**Short task**
Make an exact copy of the records, with the pictures left out.

□ □ □ □ □ □ □

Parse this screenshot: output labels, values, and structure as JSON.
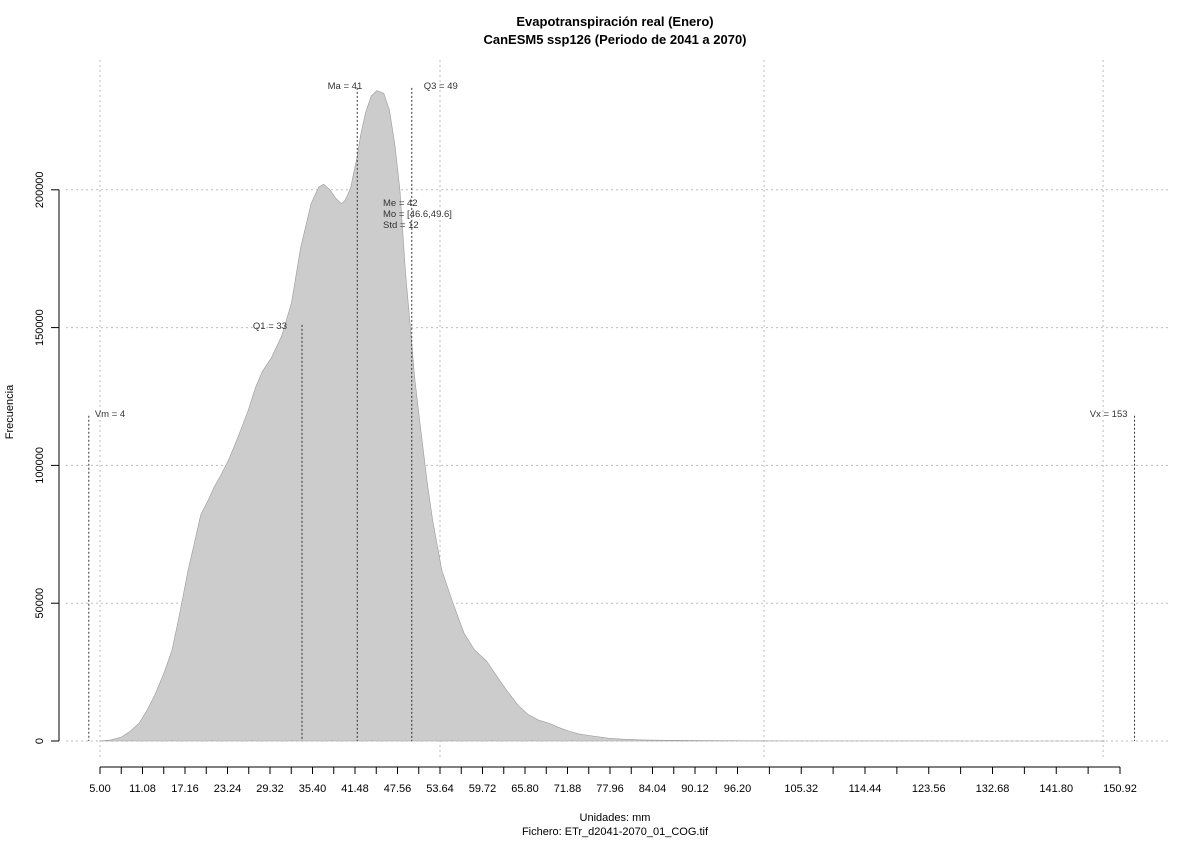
{
  "chart_data": {
    "type": "area",
    "title": "Evapotranspiración real (Enero)",
    "subtitle": "CanESM5 ssp126 (Periodo de 2041 a 2070)",
    "xlabel": "Unidades: mm",
    "ylabel": "Frecuencia",
    "caption": "Fichero: ETr_d2041-2070_01_COG.tif",
    "fill_color": "#cccccc",
    "grid": true,
    "xlim": [
      5.0,
      150.92
    ],
    "ylim": [
      0,
      237000
    ],
    "x_ticks": [
      5.0,
      11.08,
      17.16,
      23.24,
      29.32,
      35.4,
      41.48,
      47.56,
      53.64,
      59.72,
      65.8,
      71.88,
      77.96,
      84.04,
      90.12,
      96.2,
      105.32,
      114.44,
      123.56,
      132.68,
      141.8,
      150.92
    ],
    "x_tick_labels": [
      "5.00",
      "11.08",
      "17.16",
      "23.24",
      "29.32",
      "35.40",
      "41.48",
      "47.56",
      "53.64",
      "59.72",
      "65.80",
      "71.88",
      "77.96",
      "84.04",
      "90.12",
      "96.20",
      "105.32",
      "114.44",
      "123.56",
      "132.68",
      "141.80",
      "150.92"
    ],
    "x_minor_ticks": [
      8.04,
      14.12,
      20.2,
      26.28,
      32.36,
      38.44,
      44.52,
      50.6,
      56.68,
      62.76,
      68.84,
      74.92,
      81.0,
      87.08,
      93.16,
      100.76,
      109.88,
      119.0,
      128.12,
      137.24,
      146.36
    ],
    "y_ticks": [
      0,
      50000,
      100000,
      150000,
      200000
    ],
    "y_tick_labels": [
      "0",
      "50000",
      "100000",
      "150000",
      "200000"
    ],
    "x_grid": [
      5.0,
      53.64,
      100.0,
      148.5
    ],
    "y_grid": [
      0,
      50000,
      100000,
      150000,
      200000
    ],
    "x": [
      5.0,
      6.6,
      8.1,
      9.3,
      10.6,
      11.7,
      12.9,
      14.2,
      15.3,
      16.3,
      17.6,
      18.6,
      19.4,
      20.6,
      21.3,
      22.2,
      23.4,
      24.7,
      26.2,
      27.2,
      28.2,
      29.5,
      31.0,
      32.4,
      33.7,
      35.2,
      36.3,
      37.0,
      37.9,
      38.7,
      39.5,
      40.0,
      40.4,
      40.9,
      41.2,
      41.8,
      42.3,
      43.0,
      43.8,
      44.6,
      45.6,
      46.4,
      47.2,
      47.9,
      48.3,
      48.7,
      49.4,
      50.0,
      50.8,
      51.8,
      52.6,
      53.9,
      55.5,
      57.1,
      58.6,
      60.3,
      61.9,
      63.3,
      64.8,
      66.3,
      67.8,
      69.2,
      70.5,
      72.2,
      73.6,
      75.0,
      76.4,
      77.7,
      78.9,
      80.1,
      81.3,
      82.6,
      84.6,
      87.6,
      90.9,
      93.5,
      98.0,
      103.0,
      112.0,
      122.0,
      130.0,
      138.0,
      146.0,
      148.8
    ],
    "y": [
      0,
      400,
      1500,
      3500,
      6500,
      11000,
      17000,
      25000,
      33000,
      45000,
      62000,
      73000,
      82000,
      88000,
      92000,
      96000,
      102000,
      110000,
      120000,
      128000,
      134000,
      139000,
      147000,
      159000,
      179000,
      195000,
      201000,
      202000,
      200000,
      197000,
      195000,
      196000,
      198000,
      201000,
      205000,
      212000,
      220000,
      228000,
      234000,
      236000,
      235000,
      229000,
      216000,
      200000,
      185000,
      170000,
      150000,
      132000,
      115000,
      94000,
      80000,
      62000,
      50000,
      39000,
      33000,
      29000,
      23000,
      18000,
      13000,
      9500,
      7500,
      6500,
      5000,
      3500,
      2500,
      2000,
      1500,
      1000,
      800,
      600,
      500,
      400,
      300,
      200,
      150,
      100,
      70,
      50,
      30,
      20,
      10,
      5,
      2,
      0
    ],
    "markers": [
      {
        "label": "Vm = 4",
        "x": 3.4,
        "top": 118000
      },
      {
        "label": "Q1 = 33",
        "x": 33.9,
        "top": 151000
      },
      {
        "label": "Ma = 41",
        "x": 41.8,
        "top": 237000
      },
      {
        "label": "Q3 = 49",
        "x": 49.6,
        "top": 237000
      },
      {
        "label": "Vx = 153",
        "x": 153.0,
        "top": 118000
      }
    ],
    "stats": [
      "Me = 42",
      "Mo = [46.6,49.6]",
      "Std = 12"
    ]
  }
}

□ □ □ □ □ □ □

**Expected answer**
Parse this screenshot: output labels, values, and structure as JSON.
{
  "chart_data": {
    "type": "area",
    "title": "Evapotranspiración real (Enero)",
    "subtitle": "CanESM5 ssp126 (Periodo de 2041 a 2070)",
    "xlabel": "Unidades: mm",
    "ylabel": "Frecuencia",
    "caption": "Fichero: ETr_d2041-2070_01_COG.tif",
    "fill_color": "#cccccc",
    "grid": true,
    "xlim": [
      5.0,
      150.92
    ],
    "ylim": [
      0,
      237000
    ],
    "x_ticks": [
      5.0,
      11.08,
      17.16,
      23.24,
      29.32,
      35.4,
      41.48,
      47.56,
      53.64,
      59.72,
      65.8,
      71.88,
      77.96,
      84.04,
      90.12,
      96.2,
      105.32,
      114.44,
      123.56,
      132.68,
      141.8,
      150.92
    ],
    "x_tick_labels": [
      "5.00",
      "11.08",
      "17.16",
      "23.24",
      "29.32",
      "35.40",
      "41.48",
      "47.56",
      "53.64",
      "59.72",
      "65.80",
      "71.88",
      "77.96",
      "84.04",
      "90.12",
      "96.20",
      "105.32",
      "114.44",
      "123.56",
      "132.68",
      "141.80",
      "150.92"
    ],
    "x_minor_ticks": [
      8.04,
      14.12,
      20.2,
      26.28,
      32.36,
      38.44,
      44.52,
      50.6,
      56.68,
      62.76,
      68.84,
      74.92,
      81.0,
      87.08,
      93.16,
      100.76,
      109.88,
      119.0,
      128.12,
      137.24,
      146.36
    ],
    "y_ticks": [
      0,
      50000,
      100000,
      150000,
      200000
    ],
    "y_tick_labels": [
      "0",
      "50000",
      "100000",
      "150000",
      "200000"
    ],
    "x_grid": [
      5.0,
      53.64,
      100.0,
      148.5
    ],
    "y_grid": [
      0,
      50000,
      100000,
      150000,
      200000
    ],
    "x": [
      5.0,
      6.6,
      8.1,
      9.3,
      10.6,
      11.7,
      12.9,
      14.2,
      15.3,
      16.3,
      17.6,
      18.6,
      19.4,
      20.6,
      21.3,
      22.2,
      23.4,
      24.7,
      26.2,
      27.2,
      28.2,
      29.5,
      31.0,
      32.4,
      33.7,
      35.2,
      36.3,
      37.0,
      37.9,
      38.7,
      39.5,
      40.0,
      40.4,
      40.9,
      41.2,
      41.8,
      42.3,
      43.0,
      43.8,
      44.6,
      45.6,
      46.4,
      47.2,
      47.9,
      48.3,
      48.7,
      49.4,
      50.0,
      50.8,
      51.8,
      52.6,
      53.9,
      55.5,
      57.1,
      58.6,
      60.3,
      61.9,
      63.3,
      64.8,
      66.3,
      67.8,
      69.2,
      70.5,
      72.2,
      73.6,
      75.0,
      76.4,
      77.7,
      78.9,
      80.1,
      81.3,
      82.6,
      84.6,
      87.6,
      90.9,
      93.5,
      98.0,
      103.0,
      112.0,
      122.0,
      130.0,
      138.0,
      146.0,
      148.8
    ],
    "y": [
      0,
      400,
      1500,
      3500,
      6500,
      11000,
      17000,
      25000,
      33000,
      45000,
      62000,
      73000,
      82000,
      88000,
      92000,
      96000,
      102000,
      110000,
      120000,
      128000,
      134000,
      139000,
      147000,
      159000,
      179000,
      195000,
      201000,
      202000,
      200000,
      197000,
      195000,
      196000,
      198000,
      201000,
      205000,
      212000,
      220000,
      228000,
      234000,
      236000,
      235000,
      229000,
      216000,
      200000,
      185000,
      170000,
      150000,
      132000,
      115000,
      94000,
      80000,
      62000,
      50000,
      39000,
      33000,
      29000,
      23000,
      18000,
      13000,
      9500,
      7500,
      6500,
      5000,
      3500,
      2500,
      2000,
      1500,
      1000,
      800,
      600,
      500,
      400,
      300,
      200,
      150,
      100,
      70,
      50,
      30,
      20,
      10,
      5,
      2,
      0
    ],
    "markers": [
      {
        "label": "Vm = 4",
        "x": 3.4,
        "top": 118000
      },
      {
        "label": "Q1 = 33",
        "x": 33.9,
        "top": 151000
      },
      {
        "label": "Ma = 41",
        "x": 41.8,
        "top": 237000
      },
      {
        "label": "Q3 = 49",
        "x": 49.6,
        "top": 237000
      },
      {
        "label": "Vx = 153",
        "x": 153.0,
        "top": 118000
      }
    ],
    "stats": [
      "Me = 42",
      "Mo = [46.6,49.6]",
      "Std = 12"
    ]
  }
}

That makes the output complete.